# GIVEN REQUEST
Copy whichever lines contain the string "cuadro".

------------------------------------------------

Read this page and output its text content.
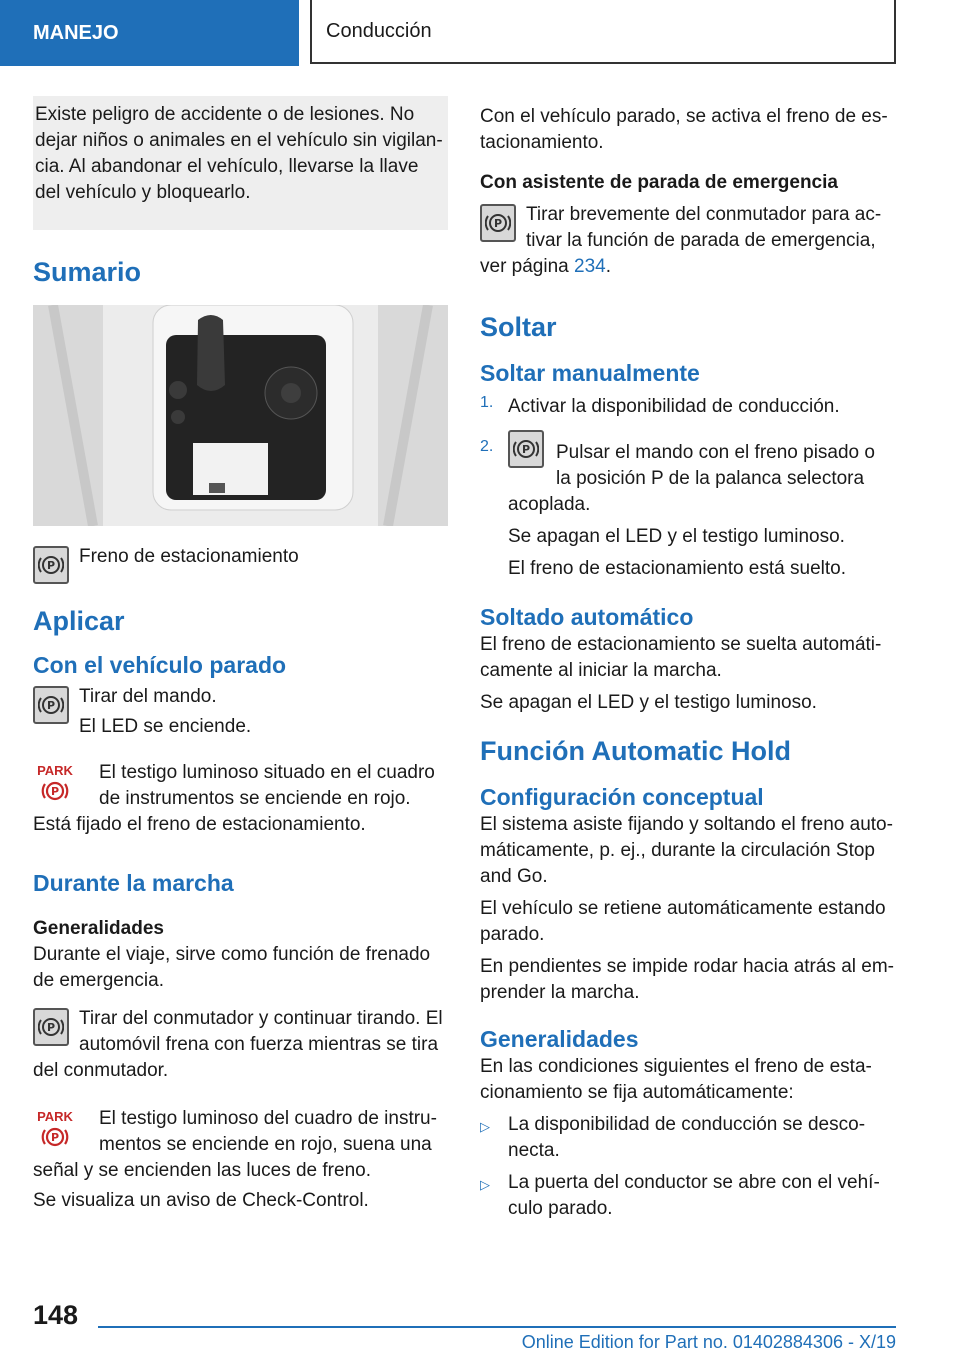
MANEJO	Conducción
Existe peligro de accidente o de lesiones. No dejar niños o animales en el vehículo sin vigilan-cia. Al abandonar el vehículo, llevarse la llave del vehículo y bloquearlo.
Sumario
P	Freno de estacionamiento

Aplicar
Con el vehículo parado
P	Tirar del mando.

El LED se enciende.

PARK
P

El testigo luminoso situado en el cuadro de instrumentos se enciende en rojo. Está fijado el freno de estacionamiento.

Durante la marcha
Generalidades

Durante el viaje, sirve como función de frenado de emergencia.

P	Tirar del conmutador y continuar tirando. El automóvil frena con fuerza mientras se tira del conmutador.

PARK
P

El testigo luminoso del cuadro de instru-mentos se enciende en rojo, suena una señal y se encienden las luces de freno.

Se visualiza un aviso de Check-Control.

Con el vehículo parado, se activa el freno de es-tacionamiento.

Con asistente de parada de emergencia
P	Tirar brevemente del conmutador para ac-tivar la función de parada de emergencia, ver página 234.

Soltar
Soltar manualmente
1. Activar la disponibilidad de conducción.

2.	P	Pulsar el mando con el freno pisado o la posición P de la palanca selectora acoplada.

Se apagan el LED y el testigo luminoso.

El freno de estacionamiento está suelto.

Soltado automático

El freno de estacionamiento se suelta automáti-camente al iniciar la marcha.

Se apagan el LED y el testigo luminoso.

Función Automatic Hold
Configuración conceptual

El sistema asiste fijando y soltando el freno auto-máticamente, p. ej., durante la circulación Stop and Go.

El vehículo se retiene automáticamente estando parado.

En pendientes se impide rodar hacia atrás al em-prender la marcha.

Generalidades

En las condiciones siguientes el freno de esta-cionamiento se fija automáticamente:

▷ La disponibilidad de conducción se desco-necta.

▷ La puerta del conductor se abre con el vehí-culo parado.

148
Online Edition for Part no. 01402884306 - X/19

------------------------------------------------

# ANSWER TO THE PROBLEM
El testigo luminoso situado en el cuadro de instrumentos se enciende en rojo. Está fijado el freno de estacionamiento.
El testigo luminoso del cuadro de instru-mentos se enciende en rojo, suena una señal y se encienden las luces de freno.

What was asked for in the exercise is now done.